• **RECORDS SHOWN**:

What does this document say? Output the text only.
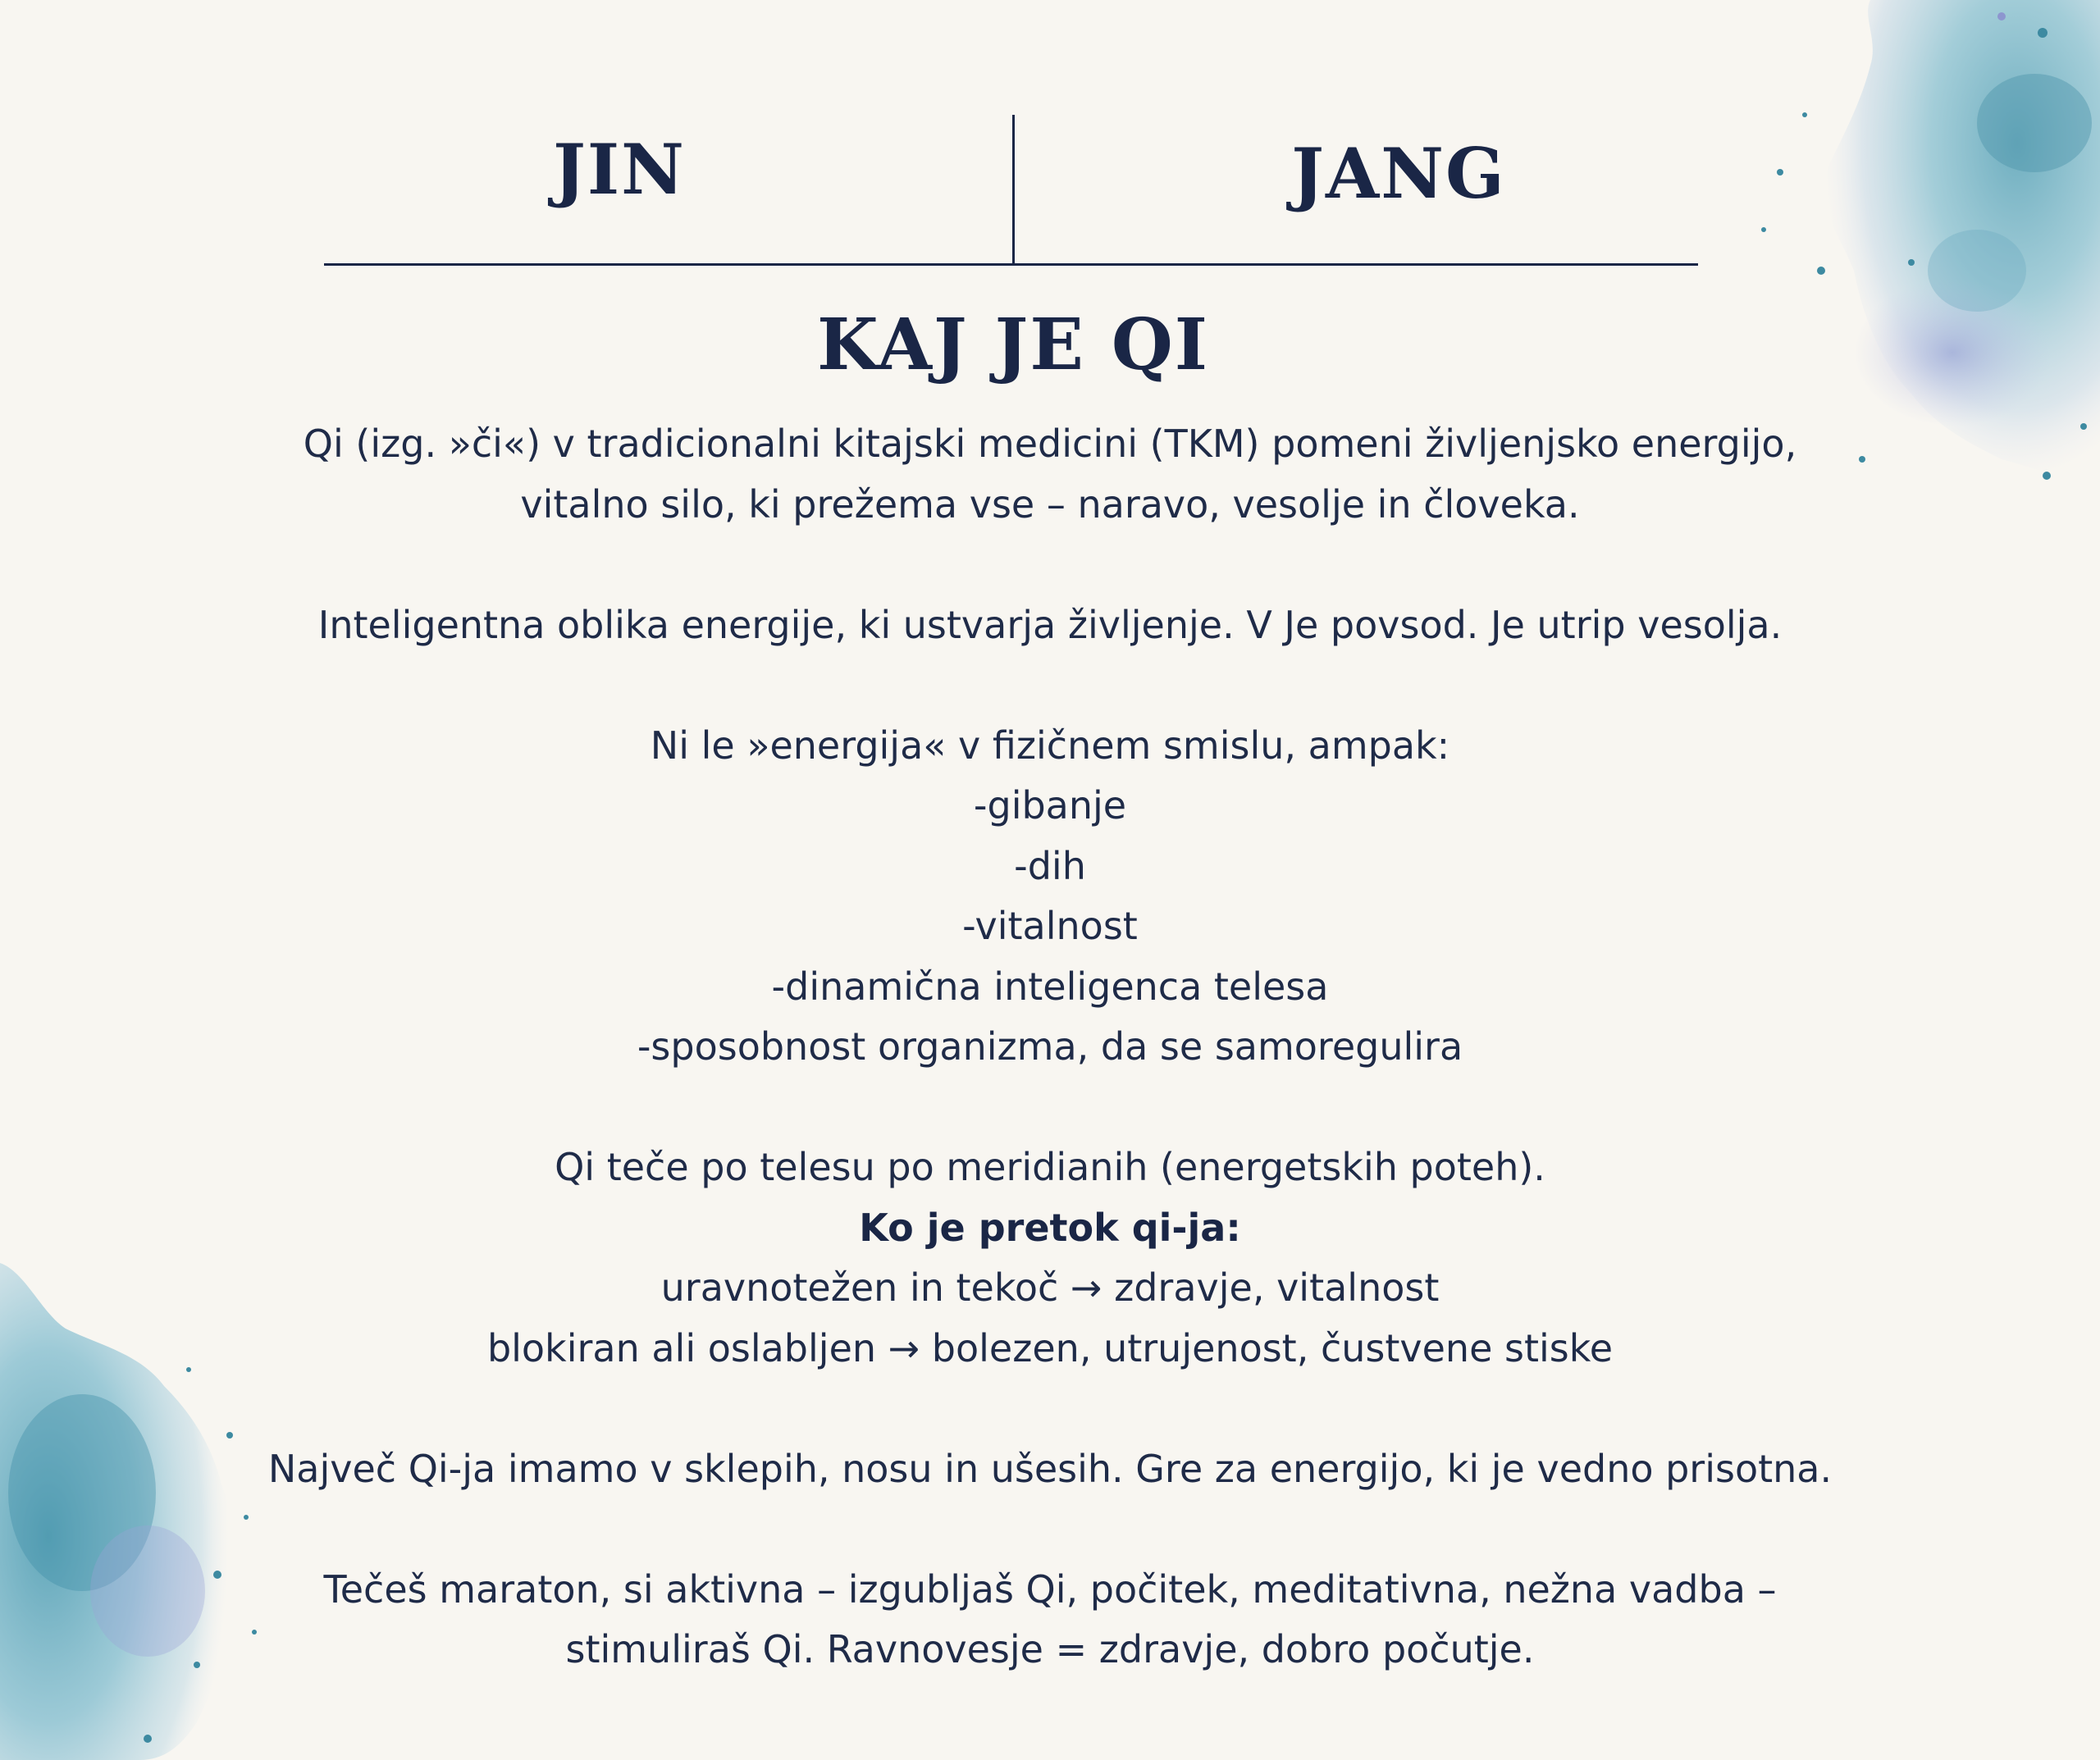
JIN	JANG
KAJ JE QI
Qi (izg. »či«) v tradicionalni kitajski medicini (TKM) pomeni življenjsko energijo,
vitalno silo, ki prežema vse – naravo, vesolje in človeka.
Inteligentna oblika energije, ki ustvarja življenje. V Je povsod. Je utrip vesolja.
Ni le »energija« v fizičnem smislu, ampak:
-gibanje
-dih
-vitalnost
-dinamična inteligenca telesa
-sposobnost organizma, da se samoregulira
Qi teče po telesu po meridianih (energetskih poteh).
Ko je pretok qi-ja:
uravnotežen in tekoč → zdravje, vitalnost
blokiran ali oslabljen → bolezen, utrujenost, čustvene stiske
Največ Qi-ja imamo v sklepih, nosu in ušesih. Gre za energijo, ki je vedno prisotna.
Tečeš maraton, si aktivna – izgubljaš Qi, počitek, meditativna, nežna vadba –
stimuliraš Qi. Ravnovesje = zdravje, dobro počutje.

• **SET EXERCISE**: Give the number of lines in the data that contain "energijo", with no other words.

• **ANSWER IN FULL**: 2